- **REQUEST**
Comb through the entries for "chuvas" and pull out each line that holds it.
begin PROVIDED INFORMATION
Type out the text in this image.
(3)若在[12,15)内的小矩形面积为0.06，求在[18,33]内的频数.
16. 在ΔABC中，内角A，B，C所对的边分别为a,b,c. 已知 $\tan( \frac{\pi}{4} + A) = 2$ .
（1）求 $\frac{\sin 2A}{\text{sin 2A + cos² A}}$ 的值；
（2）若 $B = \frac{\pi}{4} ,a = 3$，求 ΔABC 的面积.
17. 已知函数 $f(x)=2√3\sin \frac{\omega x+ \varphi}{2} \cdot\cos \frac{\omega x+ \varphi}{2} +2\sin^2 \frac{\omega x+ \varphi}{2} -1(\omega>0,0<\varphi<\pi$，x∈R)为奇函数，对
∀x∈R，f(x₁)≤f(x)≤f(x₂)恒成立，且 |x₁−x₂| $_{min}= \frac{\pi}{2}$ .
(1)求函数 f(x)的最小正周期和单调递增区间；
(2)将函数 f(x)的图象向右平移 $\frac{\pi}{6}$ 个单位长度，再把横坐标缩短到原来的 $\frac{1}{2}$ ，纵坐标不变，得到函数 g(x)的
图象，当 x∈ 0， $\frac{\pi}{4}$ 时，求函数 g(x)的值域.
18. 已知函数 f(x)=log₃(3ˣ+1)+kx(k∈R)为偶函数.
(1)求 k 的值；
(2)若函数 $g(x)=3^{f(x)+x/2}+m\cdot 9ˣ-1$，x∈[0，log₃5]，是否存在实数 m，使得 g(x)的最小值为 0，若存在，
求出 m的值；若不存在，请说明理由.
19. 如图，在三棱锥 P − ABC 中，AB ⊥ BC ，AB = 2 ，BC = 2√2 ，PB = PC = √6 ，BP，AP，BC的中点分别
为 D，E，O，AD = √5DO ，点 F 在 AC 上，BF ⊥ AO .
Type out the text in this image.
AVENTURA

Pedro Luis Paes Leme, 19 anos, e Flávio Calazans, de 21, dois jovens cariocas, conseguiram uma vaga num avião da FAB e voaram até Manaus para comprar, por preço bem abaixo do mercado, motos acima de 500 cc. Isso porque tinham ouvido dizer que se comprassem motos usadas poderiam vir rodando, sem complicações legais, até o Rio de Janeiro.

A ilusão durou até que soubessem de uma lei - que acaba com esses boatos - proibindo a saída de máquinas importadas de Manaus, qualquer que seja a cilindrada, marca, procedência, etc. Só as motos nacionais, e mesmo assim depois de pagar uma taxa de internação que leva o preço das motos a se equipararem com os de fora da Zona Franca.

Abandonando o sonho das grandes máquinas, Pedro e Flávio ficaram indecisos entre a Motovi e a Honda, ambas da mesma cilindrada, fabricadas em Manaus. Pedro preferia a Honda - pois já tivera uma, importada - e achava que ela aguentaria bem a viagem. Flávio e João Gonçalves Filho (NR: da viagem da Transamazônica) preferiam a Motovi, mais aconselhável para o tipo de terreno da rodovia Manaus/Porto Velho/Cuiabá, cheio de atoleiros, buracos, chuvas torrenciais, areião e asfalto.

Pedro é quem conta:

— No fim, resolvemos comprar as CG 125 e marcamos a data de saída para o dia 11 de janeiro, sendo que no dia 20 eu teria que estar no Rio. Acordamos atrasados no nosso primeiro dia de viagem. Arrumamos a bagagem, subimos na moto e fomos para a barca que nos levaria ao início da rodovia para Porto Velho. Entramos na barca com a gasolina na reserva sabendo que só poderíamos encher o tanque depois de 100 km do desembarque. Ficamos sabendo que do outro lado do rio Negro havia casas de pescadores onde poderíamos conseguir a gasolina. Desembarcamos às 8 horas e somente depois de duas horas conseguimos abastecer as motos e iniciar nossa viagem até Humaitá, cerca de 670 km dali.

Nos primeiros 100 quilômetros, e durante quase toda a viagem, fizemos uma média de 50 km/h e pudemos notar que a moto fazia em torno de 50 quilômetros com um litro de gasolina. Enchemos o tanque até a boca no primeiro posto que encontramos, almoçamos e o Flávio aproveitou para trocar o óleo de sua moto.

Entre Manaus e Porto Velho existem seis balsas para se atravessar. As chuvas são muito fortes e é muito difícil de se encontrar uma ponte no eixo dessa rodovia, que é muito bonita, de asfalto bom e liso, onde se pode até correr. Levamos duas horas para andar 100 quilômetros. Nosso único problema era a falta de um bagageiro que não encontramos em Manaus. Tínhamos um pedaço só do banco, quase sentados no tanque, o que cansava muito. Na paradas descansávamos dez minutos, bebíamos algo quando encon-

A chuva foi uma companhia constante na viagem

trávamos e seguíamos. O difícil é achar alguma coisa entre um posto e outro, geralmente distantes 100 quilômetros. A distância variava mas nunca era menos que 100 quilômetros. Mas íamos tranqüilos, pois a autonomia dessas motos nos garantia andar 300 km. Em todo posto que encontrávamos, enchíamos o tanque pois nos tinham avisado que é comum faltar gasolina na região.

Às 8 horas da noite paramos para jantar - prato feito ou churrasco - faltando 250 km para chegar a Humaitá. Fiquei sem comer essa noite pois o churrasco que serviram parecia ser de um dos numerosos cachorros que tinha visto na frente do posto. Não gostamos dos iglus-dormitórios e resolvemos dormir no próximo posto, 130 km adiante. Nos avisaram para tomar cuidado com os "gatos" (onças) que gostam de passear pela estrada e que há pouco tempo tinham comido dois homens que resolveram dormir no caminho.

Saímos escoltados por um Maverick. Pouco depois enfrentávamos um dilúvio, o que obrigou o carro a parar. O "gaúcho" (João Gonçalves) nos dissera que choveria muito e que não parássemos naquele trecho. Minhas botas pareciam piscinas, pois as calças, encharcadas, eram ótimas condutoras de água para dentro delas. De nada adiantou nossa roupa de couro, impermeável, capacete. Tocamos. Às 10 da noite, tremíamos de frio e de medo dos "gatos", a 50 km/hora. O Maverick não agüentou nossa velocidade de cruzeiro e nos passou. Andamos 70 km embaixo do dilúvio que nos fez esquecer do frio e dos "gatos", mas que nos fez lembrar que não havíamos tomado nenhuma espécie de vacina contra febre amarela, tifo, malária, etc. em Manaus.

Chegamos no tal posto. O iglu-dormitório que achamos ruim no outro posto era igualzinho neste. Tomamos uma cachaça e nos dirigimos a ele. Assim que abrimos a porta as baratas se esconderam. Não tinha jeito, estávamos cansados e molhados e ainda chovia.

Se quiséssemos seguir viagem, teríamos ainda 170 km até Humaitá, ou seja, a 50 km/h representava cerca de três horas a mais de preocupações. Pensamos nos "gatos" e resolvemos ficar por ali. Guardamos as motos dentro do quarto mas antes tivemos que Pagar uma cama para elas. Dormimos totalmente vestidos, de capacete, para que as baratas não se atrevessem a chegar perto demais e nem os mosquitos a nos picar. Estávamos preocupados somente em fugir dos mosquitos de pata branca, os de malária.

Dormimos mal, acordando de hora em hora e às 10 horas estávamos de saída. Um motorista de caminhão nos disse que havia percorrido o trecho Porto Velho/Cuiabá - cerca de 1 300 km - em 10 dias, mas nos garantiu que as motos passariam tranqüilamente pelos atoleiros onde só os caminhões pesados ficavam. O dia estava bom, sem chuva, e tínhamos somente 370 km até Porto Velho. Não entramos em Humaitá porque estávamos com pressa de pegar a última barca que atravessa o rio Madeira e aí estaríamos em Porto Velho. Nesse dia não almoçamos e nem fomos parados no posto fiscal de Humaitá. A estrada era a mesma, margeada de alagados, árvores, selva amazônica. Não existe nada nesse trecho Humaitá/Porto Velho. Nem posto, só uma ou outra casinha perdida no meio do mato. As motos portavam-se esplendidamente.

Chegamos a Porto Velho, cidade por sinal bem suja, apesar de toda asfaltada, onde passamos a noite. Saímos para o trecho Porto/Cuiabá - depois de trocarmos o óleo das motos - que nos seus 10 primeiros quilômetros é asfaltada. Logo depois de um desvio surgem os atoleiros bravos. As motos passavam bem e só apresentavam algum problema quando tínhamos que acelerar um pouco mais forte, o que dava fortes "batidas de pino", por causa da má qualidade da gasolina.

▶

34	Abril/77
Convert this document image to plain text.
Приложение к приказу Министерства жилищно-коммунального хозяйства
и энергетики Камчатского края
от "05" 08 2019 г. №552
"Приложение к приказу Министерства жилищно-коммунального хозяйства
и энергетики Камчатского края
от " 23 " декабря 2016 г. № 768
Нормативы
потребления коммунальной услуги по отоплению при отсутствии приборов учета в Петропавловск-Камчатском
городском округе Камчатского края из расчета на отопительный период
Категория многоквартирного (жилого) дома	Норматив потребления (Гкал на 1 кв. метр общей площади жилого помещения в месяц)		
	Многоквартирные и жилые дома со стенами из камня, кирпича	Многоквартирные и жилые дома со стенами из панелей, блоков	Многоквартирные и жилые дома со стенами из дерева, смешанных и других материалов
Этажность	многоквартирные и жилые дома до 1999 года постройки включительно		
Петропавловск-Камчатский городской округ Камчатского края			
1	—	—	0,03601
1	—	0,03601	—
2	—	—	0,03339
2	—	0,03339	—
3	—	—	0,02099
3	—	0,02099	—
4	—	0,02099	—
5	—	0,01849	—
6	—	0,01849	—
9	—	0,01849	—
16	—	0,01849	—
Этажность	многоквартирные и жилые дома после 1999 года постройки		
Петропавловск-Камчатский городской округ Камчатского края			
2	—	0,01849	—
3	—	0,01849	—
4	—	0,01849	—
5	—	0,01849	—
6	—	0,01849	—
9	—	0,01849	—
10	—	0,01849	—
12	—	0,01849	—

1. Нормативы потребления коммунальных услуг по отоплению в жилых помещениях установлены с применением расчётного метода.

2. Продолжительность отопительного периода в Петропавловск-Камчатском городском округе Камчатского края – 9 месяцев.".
end PROVIDED INFORMATION
- **WRITTEN SOLUTION**
Abandonando o sonho das grandes máquinas, Pedro e Flávio ficaram indecisos entre a Motovi e a Honda, ambas da mesma cilindrada, fabricadas em Manaus. Pedro preferia a Honda - pois já tivera uma, importada - e achava que ela aguentaria bem a viagem. Flávio e João Gonçalves Filho (NR: da viagem da Transamazônica) preferiam a Motovi, mais aconselhável para o tipo de terreno da rodovia Manaus/Porto Velho/Cuiabá, cheio de atoleiros, buracos, chuvas torrenciais, areião e asfalto.
Entre Manaus e Porto Velho existem seis balsas para se atravessar. As chuvas são muito fortes e é muito difícil de se encontrar uma ponte no eixo dessa rodovia, que é muito bonita, de asfalto bom e liso, onde se pode até correr. Levamos duas horas para andar 100 quilômetros. Nosso único problema era a falta de um bagageiro que não encontramos em Manaus. Tínhamos um pedaço só do banco, quase sentados no tanque, o que cansava muito. Na paradas descansávamos dez minutos, bebíamos algo quando encon-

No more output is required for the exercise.